Figure dataset records ▸
++++++++++++++++++++

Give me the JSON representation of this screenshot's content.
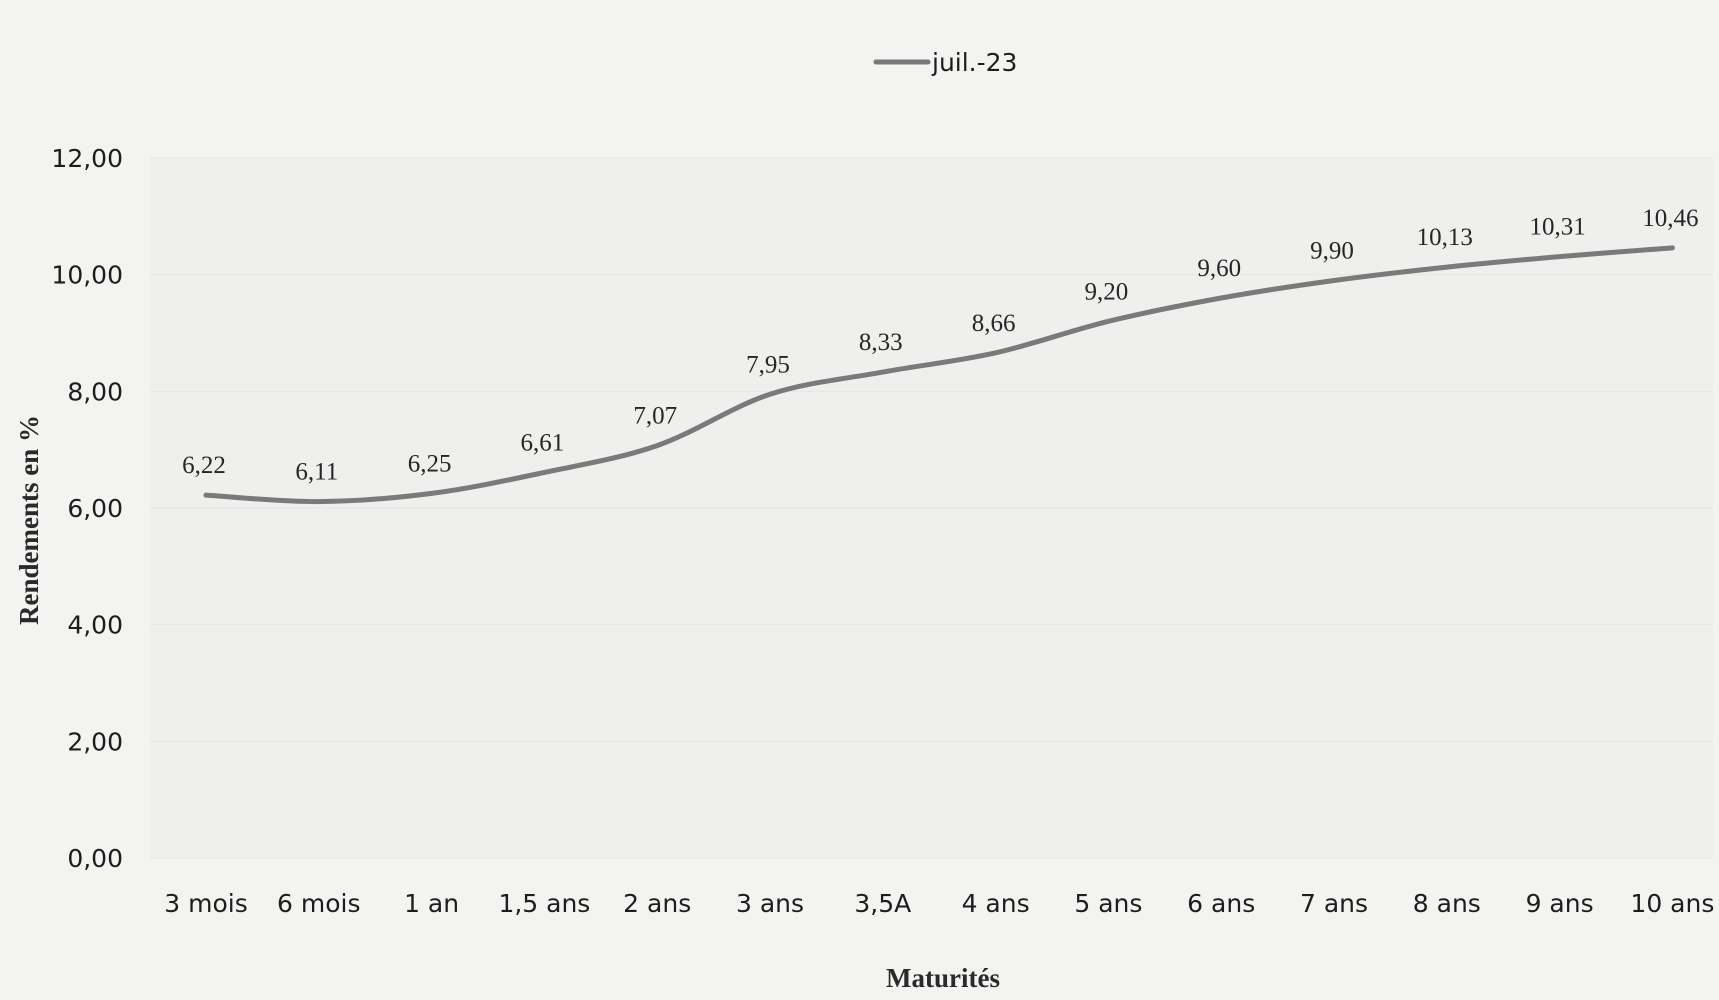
{
  "chart_data": {
    "type": "line",
    "categories": [
      "3 mois",
      "6 mois",
      "1 an",
      "1,5 ans",
      "2 ans",
      "3 ans",
      "3,5A",
      "4 ans",
      "5 ans",
      "6 ans",
      "7 ans",
      "8 ans",
      "9 ans",
      "10 ans"
    ],
    "series": [
      {
        "name": "juil.-23",
        "values": [
          6.22,
          6.11,
          6.25,
          6.61,
          7.07,
          7.95,
          8.33,
          8.66,
          9.2,
          9.6,
          9.9,
          10.13,
          10.31,
          10.46
        ],
        "labels": [
          "6,22",
          "6,11",
          "6,25",
          "6,61",
          "7,07",
          "7,95",
          "8,33",
          "8,66",
          "9,20",
          "9,60",
          "9,90",
          "10,13",
          "10,31",
          "10,46"
        ],
        "color": "#7a7a7a"
      }
    ],
    "xlabel": "Maturités",
    "ylabel": "Rendements en %",
    "ylim": [
      0,
      12
    ],
    "yticks": [
      "0,00",
      "2,00",
      "4,00",
      "6,00",
      "8,00",
      "10,00",
      "12,00"
    ],
    "legend_position": "top-center",
    "grid": true
  }
}
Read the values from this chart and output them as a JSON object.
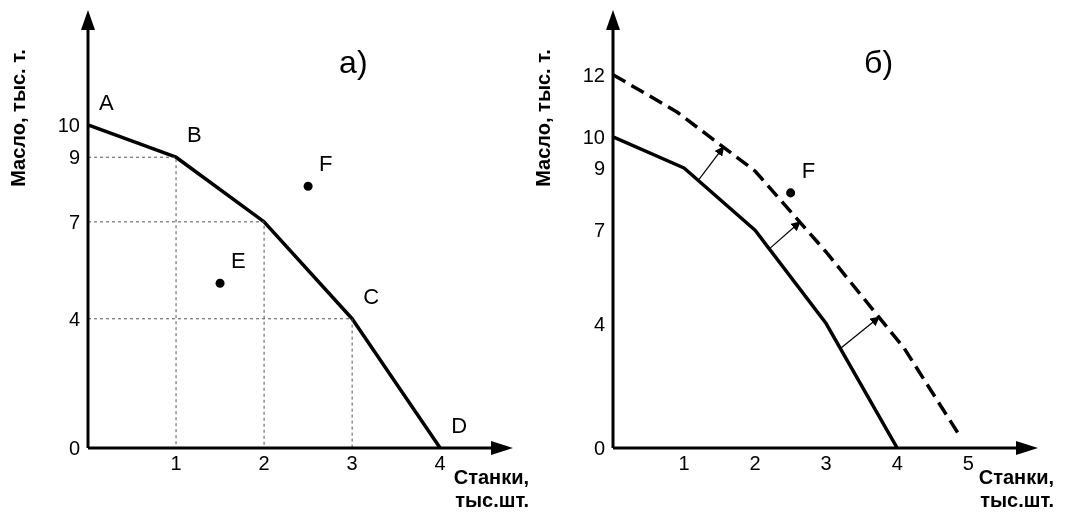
{
  "chart_data": [
    {
      "type": "line",
      "title": "а)",
      "xlabel": "Станки,\nтыс.шт.",
      "ylabel": "Масло, тыс. т.",
      "xlim": [
        0,
        4.6
      ],
      "ylim": [
        0,
        13
      ],
      "xticks": [
        1,
        2,
        3,
        4
      ],
      "yticks": [
        0,
        4,
        7,
        9,
        10
      ],
      "grid": false,
      "marker": "none",
      "series": [
        {
          "color": "#000000",
          "line_style": "solid",
          "x": [
            0,
            1,
            2,
            3,
            4
          ],
          "values": [
            10,
            9,
            7,
            4,
            0
          ]
        },
        {
          "color": "#555555",
          "line_style": "dotted",
          "x": [
            0,
            1,
            1
          ],
          "values": [
            9,
            9,
            0
          ]
        },
        {
          "color": "#555555",
          "line_style": "dotted",
          "x": [
            0,
            2,
            2
          ],
          "values": [
            7,
            7,
            0
          ]
        },
        {
          "color": "#555555",
          "line_style": "dotted",
          "x": [
            0,
            3,
            3
          ],
          "values": [
            4,
            4,
            0
          ]
        },
        {
          "type": "scatter",
          "color": "#000000",
          "marker": "circle",
          "x": [
            1.5,
            2.5
          ],
          "values": [
            5.1,
            8.1
          ]
        }
      ],
      "annotations": [
        {
          "text": "A",
          "x": 0,
          "y": 10
        },
        {
          "text": "B",
          "x": 1,
          "y": 9
        },
        {
          "text": "C",
          "x": 3,
          "y": 4
        },
        {
          "text": "D",
          "x": 4,
          "y": 0
        },
        {
          "text": "E",
          "x": 1.5,
          "y": 5.1
        },
        {
          "text": "F",
          "x": 2.5,
          "y": 8.1
        }
      ]
    },
    {
      "type": "line",
      "title": "б)",
      "xlabel": "Станки,\nтыс.шт.",
      "ylabel": "Масло, тыс. т.",
      "xlim": [
        0,
        5.7
      ],
      "ylim": [
        0,
        13.5
      ],
      "xticks": [
        1,
        2,
        3,
        4,
        5
      ],
      "yticks": [
        0,
        4,
        7,
        9,
        10,
        12
      ],
      "grid": false,
      "marker": "none",
      "series": [
        {
          "color": "#000000",
          "line_style": "solid",
          "x": [
            0,
            1,
            2,
            3,
            4
          ],
          "values": [
            10,
            9,
            7,
            4,
            0
          ]
        },
        {
          "color": "#000000",
          "line_style": "dashed",
          "x": [
            0,
            0.9,
            2,
            3,
            4.1,
            4.85
          ],
          "values": [
            12,
            10.8,
            8.9,
            6.3,
            3.2,
            0.5
          ]
        },
        {
          "type": "scatter",
          "color": "#000000",
          "marker": "circle",
          "x": [
            2.5
          ],
          "values": [
            8.2
          ]
        }
      ],
      "annotations": [
        {
          "text": "F",
          "x": 2.5,
          "y": 8.2
        }
      ]
    }
  ]
}
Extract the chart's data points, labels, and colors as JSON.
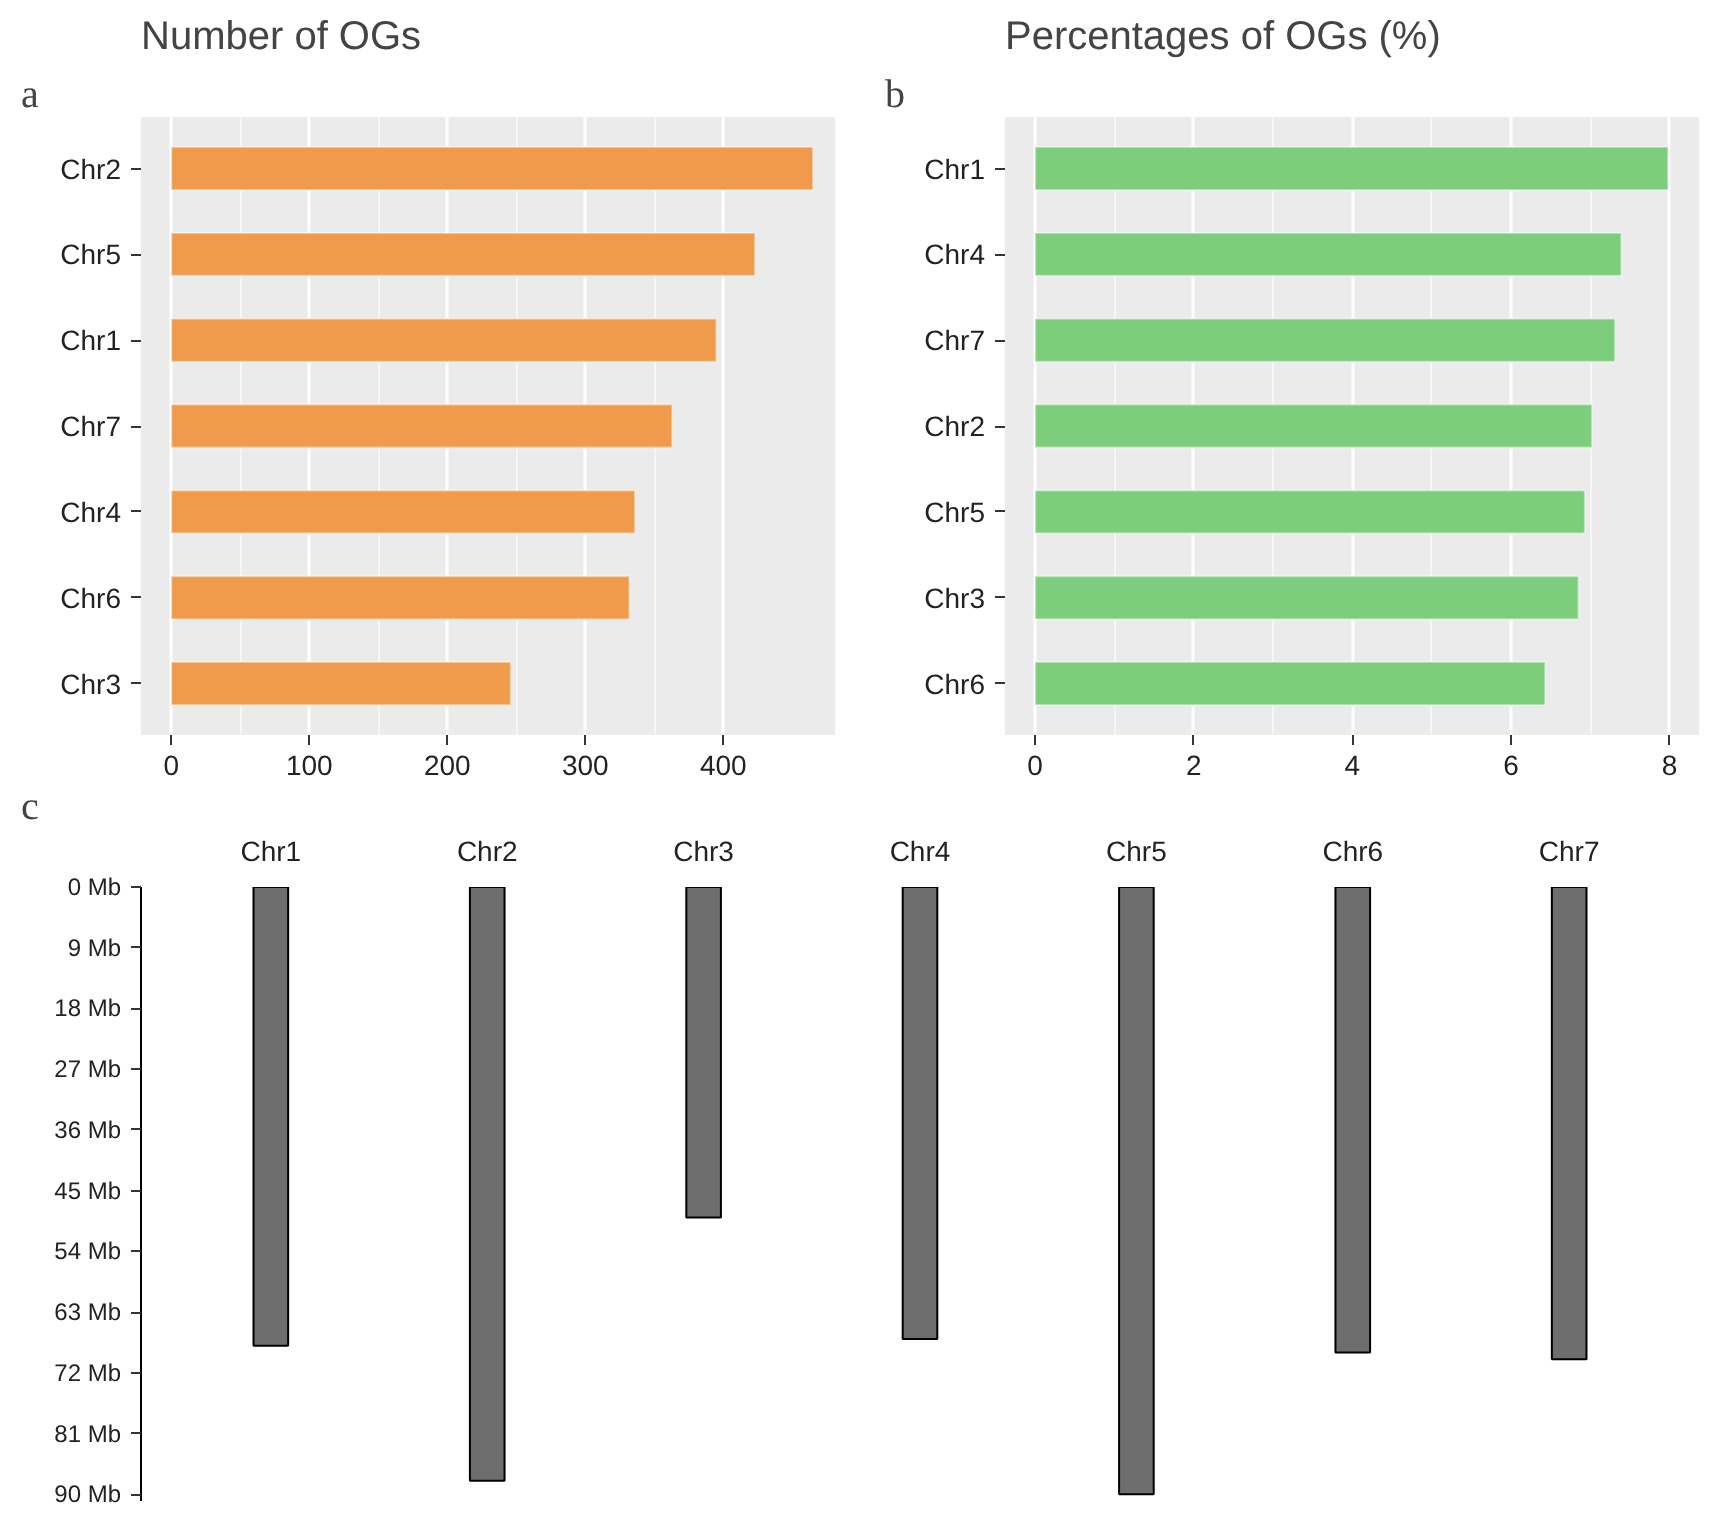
{
  "chart_data": [
    {
      "type": "bar",
      "orientation": "horizontal",
      "title": "Number of OGs",
      "annotations": [
        "a"
      ],
      "categories": [
        "Chr2",
        "Chr5",
        "Chr1",
        "Chr7",
        "Chr4",
        "Chr6",
        "Chr3"
      ],
      "values": [
        465,
        423,
        395,
        363,
        336,
        332,
        246
      ],
      "color": "#f09b4b",
      "xlim": [
        -22,
        481
      ],
      "xticks": [
        0,
        100,
        200,
        300,
        400
      ],
      "grid": "x"
    },
    {
      "type": "bar",
      "orientation": "horizontal",
      "title": "Percentages of OGs (%)",
      "annotations": [
        "b"
      ],
      "categories": [
        "Chr1",
        "Chr4",
        "Chr7",
        "Chr2",
        "Chr5",
        "Chr3",
        "Chr6"
      ],
      "values": [
        7.98,
        7.39,
        7.31,
        7.02,
        6.93,
        6.85,
        6.43
      ],
      "color": "#7dce7c",
      "xlim": [
        -0.38,
        8.37
      ],
      "xticks": [
        0,
        2,
        4,
        6,
        8
      ],
      "grid": "x"
    },
    {
      "type": "bar",
      "annotations": [
        "c"
      ],
      "categories": [
        "Chr1",
        "Chr2",
        "Chr3",
        "Chr4",
        "Chr5",
        "Chr6",
        "Chr7"
      ],
      "values": [
        68,
        88,
        49,
        67,
        90,
        69,
        70
      ],
      "color": "#6e6e6e",
      "ylim": [
        91,
        0
      ],
      "yticks": [
        {
          "value": 0,
          "label": "0 Mb"
        },
        {
          "value": 9,
          "label": "9 Mb"
        },
        {
          "value": 18,
          "label": "18 Mb"
        },
        {
          "value": 27,
          "label": "27 Mb"
        },
        {
          "value": 36,
          "label": "36 Mb"
        },
        {
          "value": 45,
          "label": "45 Mb"
        },
        {
          "value": 54,
          "label": "54 Mb"
        },
        {
          "value": 63,
          "label": "63 Mb"
        },
        {
          "value": 72,
          "label": "72 Mb"
        },
        {
          "value": 81,
          "label": "81 Mb"
        },
        {
          "value": 90,
          "label": "90 Mb"
        }
      ],
      "grid": false
    }
  ]
}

++++++++++++++++++++

Written exercise ▸ Will you set down the records word for word while leaving out every picture?

Solution to this problem ▸
Give me the JSON representation of this screenshot's content.
{
  "chart_data": {
    "type": "line",
    "categories": [
      "3 mois",
      "6 mois",
      "1 an",
      "1,5 ans",
      "2 ans",
      "3 ans",
      "3,5A",
      "4 ans",
      "5 ans",
      "6 ans",
      "7 ans",
      "8 ans",
      "9 ans",
      "10 ans"
    ],
    "series": [
      {
        "name": "juil.-23",
        "values": [
          6.22,
          6.11,
          6.25,
          6.61,
          7.07,
          7.95,
          8.33,
          8.66,
          9.2,
          9.6,
          9.9,
          10.13,
          10.31,
          10.46
        ],
        "labels": [
          "6,22",
          "6,11",
          "6,25",
          "6,61",
          "7,07",
          "7,95",
          "8,33",
          "8,66",
          "9,20",
          "9,60",
          "9,90",
          "10,13",
          "10,31",
          "10,46"
        ],
        "color": "#7a7a7a"
      }
    ],
    "xlabel": "Maturités",
    "ylabel": "Rendements en %",
    "ylim": [
      0,
      12
    ],
    "yticks": [
      "0,00",
      "2,00",
      "4,00",
      "6,00",
      "8,00",
      "10,00",
      "12,00"
    ],
    "legend_position": "top-center",
    "grid": true
  }
}
Read the values from this chart and output them as a JSON object.
{
  "chart_data": [
    {
      "type": "line",
      "title": "а)",
      "xlabel": "Станки,\nтыс.шт.",
      "ylabel": "Масло, тыс. т.",
      "xlim": [
        0,
        4.6
      ],
      "ylim": [
        0,
        13
      ],
      "xticks": [
        1,
        2,
        3,
        4
      ],
      "yticks": [
        0,
        4,
        7,
        9,
        10
      ],
      "grid": false,
      "marker": "none",
      "series": [
        {
          "color": "#000000",
          "line_style": "solid",
          "x": [
            0,
            1,
            2,
            3,
            4
          ],
          "values": [
            10,
            9,
            7,
            4,
            0
          ]
        },
        {
          "color": "#555555",
          "line_style": "dotted",
          "x": [
            0,
            1,
            1
          ],
          "values": [
            9,
            9,
            0
          ]
        },
        {
          "color": "#555555",
          "line_style": "dotted",
          "x": [
            0,
            2,
            2
          ],
          "values": [
            7,
            7,
            0
          ]
        },
        {
          "color": "#555555",
          "line_style": "dotted",
          "x": [
            0,
            3,
            3
          ],
          "values": [
            4,
            4,
            0
          ]
        },
        {
          "type": "scatter",
          "color": "#000000",
          "marker": "circle",
          "x": [
            1.5,
            2.5
          ],
          "values": [
            5.1,
            8.1
          ]
        }
      ],
      "annotations": [
        {
          "text": "A",
          "x": 0,
          "y": 10
        },
        {
          "text": "B",
          "x": 1,
          "y": 9
        },
        {
          "text": "C",
          "x": 3,
          "y": 4
        },
        {
          "text": "D",
          "x": 4,
          "y": 0
        },
        {
          "text": "E",
          "x": 1.5,
          "y": 5.1
        },
        {
          "text": "F",
          "x": 2.5,
          "y": 8.1
        }
      ]
    },
    {
      "type": "line",
      "title": "б)",
      "xlabel": "Станки,\nтыс.шт.",
      "ylabel": "Масло, тыс. т.",
      "xlim": [
        0,
        5.7
      ],
      "ylim": [
        0,
        13.5
      ],
      "xticks": [
        1,
        2,
        3,
        4,
        5
      ],
      "yticks": [
        0,
        4,
        7,
        9,
        10,
        12
      ],
      "grid": false,
      "marker": "none",
      "series": [
        {
          "color": "#000000",
          "line_style": "solid",
          "x": [
            0,
            1,
            2,
            3,
            4
          ],
          "values": [
            10,
            9,
            7,
            4,
            0
          ]
        },
        {
          "color": "#000000",
          "line_style": "dashed",
          "x": [
            0,
            0.9,
            2,
            3,
            4.1,
            4.85
          ],
          "values": [
            12,
            10.8,
            8.9,
            6.3,
            3.2,
            0.5
          ]
        },
        {
          "type": "scatter",
          "color": "#000000",
          "marker": "circle",
          "x": [
            2.5
          ],
          "values": [
            8.2
          ]
        }
      ],
      "annotations": [
        {
          "text": "F",
          "x": 2.5,
          "y": 8.2
        }
      ]
    }
  ]
}
Extract the chart's data points, labels, and colors as JSON.
{
  "chart_data": [
    {
      "type": "bar",
      "orientation": "horizontal",
      "title": "Number of OGs",
      "annotations": [
        "a"
      ],
      "categories": [
        "Chr2",
        "Chr5",
        "Chr1",
        "Chr7",
        "Chr4",
        "Chr6",
        "Chr3"
      ],
      "values": [
        465,
        423,
        395,
        363,
        336,
        332,
        246
      ],
      "color": "#f09b4b",
      "xlim": [
        -22,
        481
      ],
      "xticks": [
        0,
        100,
        200,
        300,
        400
      ],
      "grid": "x"
    },
    {
      "type": "bar",
      "orientation": "horizontal",
      "title": "Percentages of OGs (%)",
      "annotations": [
        "b"
      ],
      "categories": [
        "Chr1",
        "Chr4",
        "Chr7",
        "Chr2",
        "Chr5",
        "Chr3",
        "Chr6"
      ],
      "values": [
        7.98,
        7.39,
        7.31,
        7.02,
        6.93,
        6.85,
        6.43
      ],
      "color": "#7dce7c",
      "xlim": [
        -0.38,
        8.37
      ],
      "xticks": [
        0,
        2,
        4,
        6,
        8
      ],
      "grid": "x"
    },
    {
      "type": "bar",
      "annotations": [
        "c"
      ],
      "categories": [
        "Chr1",
        "Chr2",
        "Chr3",
        "Chr4",
        "Chr5",
        "Chr6",
        "Chr7"
      ],
      "values": [
        68,
        88,
        49,
        67,
        90,
        69,
        70
      ],
      "color": "#6e6e6e",
      "ylim": [
        91,
        0
      ],
      "yticks": [
        {
          "value": 0,
          "label": "0 Mb"
        },
        {
          "value": 9,
          "label": "9 Mb"
        },
        {
          "value": 18,
          "label": "18 Mb"
        },
        {
          "value": 27,
          "label": "27 Mb"
        },
        {
          "value": 36,
          "label": "36 Mb"
        },
        {
          "value": 45,
          "label": "45 Mb"
        },
        {
          "value": 54,
          "label": "54 Mb"
        },
        {
          "value": 63,
          "label": "63 Mb"
        },
        {
          "value": 72,
          "label": "72 Mb"
        },
        {
          "value": 81,
          "label": "81 Mb"
        },
        {
          "value": 90,
          "label": "90 Mb"
        }
      ],
      "grid": false
    }
  ]
}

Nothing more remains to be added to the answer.